• [Set task] Render every entry verbatim.

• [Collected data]
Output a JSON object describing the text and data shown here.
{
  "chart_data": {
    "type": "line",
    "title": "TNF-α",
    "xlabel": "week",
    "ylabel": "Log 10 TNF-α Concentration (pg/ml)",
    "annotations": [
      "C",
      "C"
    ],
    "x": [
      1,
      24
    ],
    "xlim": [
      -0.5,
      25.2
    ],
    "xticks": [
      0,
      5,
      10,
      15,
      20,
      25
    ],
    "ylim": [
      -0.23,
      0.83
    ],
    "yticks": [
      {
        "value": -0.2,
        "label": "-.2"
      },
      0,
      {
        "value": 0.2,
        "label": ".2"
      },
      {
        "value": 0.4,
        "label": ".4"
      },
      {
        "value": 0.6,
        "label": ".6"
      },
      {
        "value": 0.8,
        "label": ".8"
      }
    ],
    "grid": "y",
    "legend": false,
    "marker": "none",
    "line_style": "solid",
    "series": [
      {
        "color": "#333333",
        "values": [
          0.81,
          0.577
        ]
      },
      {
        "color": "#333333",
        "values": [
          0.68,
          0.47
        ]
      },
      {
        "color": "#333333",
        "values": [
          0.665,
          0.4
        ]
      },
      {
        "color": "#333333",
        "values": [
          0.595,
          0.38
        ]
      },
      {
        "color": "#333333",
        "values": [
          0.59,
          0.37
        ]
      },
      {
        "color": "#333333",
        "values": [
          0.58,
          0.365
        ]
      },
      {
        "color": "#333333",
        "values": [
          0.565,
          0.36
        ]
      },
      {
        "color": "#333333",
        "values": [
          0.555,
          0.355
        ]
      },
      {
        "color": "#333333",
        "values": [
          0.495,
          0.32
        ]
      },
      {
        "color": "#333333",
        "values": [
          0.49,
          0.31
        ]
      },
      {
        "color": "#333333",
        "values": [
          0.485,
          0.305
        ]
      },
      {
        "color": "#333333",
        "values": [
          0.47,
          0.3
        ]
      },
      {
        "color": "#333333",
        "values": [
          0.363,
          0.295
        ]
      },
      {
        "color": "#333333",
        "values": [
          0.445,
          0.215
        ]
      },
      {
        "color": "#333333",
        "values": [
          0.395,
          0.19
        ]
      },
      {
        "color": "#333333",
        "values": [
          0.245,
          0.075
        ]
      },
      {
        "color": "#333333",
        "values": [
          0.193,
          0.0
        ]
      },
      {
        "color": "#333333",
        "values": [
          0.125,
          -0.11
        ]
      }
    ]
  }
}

• [The reply]
Output a JSON object describing the text and data shown here.
{
  "chart_data": {
    "type": "line",
    "title": "TNF-α",
    "xlabel": "week",
    "ylabel": "Log 10 TNF-α Concentration (pg/ml)",
    "annotations": [
      "C",
      "C"
    ],
    "x": [
      1,
      24
    ],
    "xlim": [
      -0.5,
      25.2
    ],
    "xticks": [
      0,
      5,
      10,
      15,
      20,
      25
    ],
    "ylim": [
      -0.23,
      0.83
    ],
    "yticks": [
      {
        "value": -0.2,
        "label": "-.2"
      },
      0,
      {
        "value": 0.2,
        "label": ".2"
      },
      {
        "value": 0.4,
        "label": ".4"
      },
      {
        "value": 0.6,
        "label": ".6"
      },
      {
        "value": 0.8,
        "label": ".8"
      }
    ],
    "grid": "y",
    "legend": false,
    "marker": "none",
    "line_style": "solid",
    "series": [
      {
        "color": "#333333",
        "values": [
          0.81,
          0.577
        ]
      },
      {
        "color": "#333333",
        "values": [
          0.68,
          0.47
        ]
      },
      {
        "color": "#333333",
        "values": [
          0.665,
          0.4
        ]
      },
      {
        "color": "#333333",
        "values": [
          0.595,
          0.38
        ]
      },
      {
        "color": "#333333",
        "values": [
          0.59,
          0.37
        ]
      },
      {
        "color": "#333333",
        "values": [
          0.58,
          0.365
        ]
      },
      {
        "color": "#333333",
        "values": [
          0.565,
          0.36
        ]
      },
      {
        "color": "#333333",
        "values": [
          0.555,
          0.355
        ]
      },
      {
        "color": "#333333",
        "values": [
          0.495,
          0.32
        ]
      },
      {
        "color": "#333333",
        "values": [
          0.49,
          0.31
        ]
      },
      {
        "color": "#333333",
        "values": [
          0.485,
          0.305
        ]
      },
      {
        "color": "#333333",
        "values": [
          0.47,
          0.3
        ]
      },
      {
        "color": "#333333",
        "values": [
          0.363,
          0.295
        ]
      },
      {
        "color": "#333333",
        "values": [
          0.445,
          0.215
        ]
      },
      {
        "color": "#333333",
        "values": [
          0.395,
          0.19
        ]
      },
      {
        "color": "#333333",
        "values": [
          0.245,
          0.075
        ]
      },
      {
        "color": "#333333",
        "values": [
          0.193,
          0.0
        ]
      },
      {
        "color": "#333333",
        "values": [
          0.125,
          -0.11
        ]
      }
    ]
  }
}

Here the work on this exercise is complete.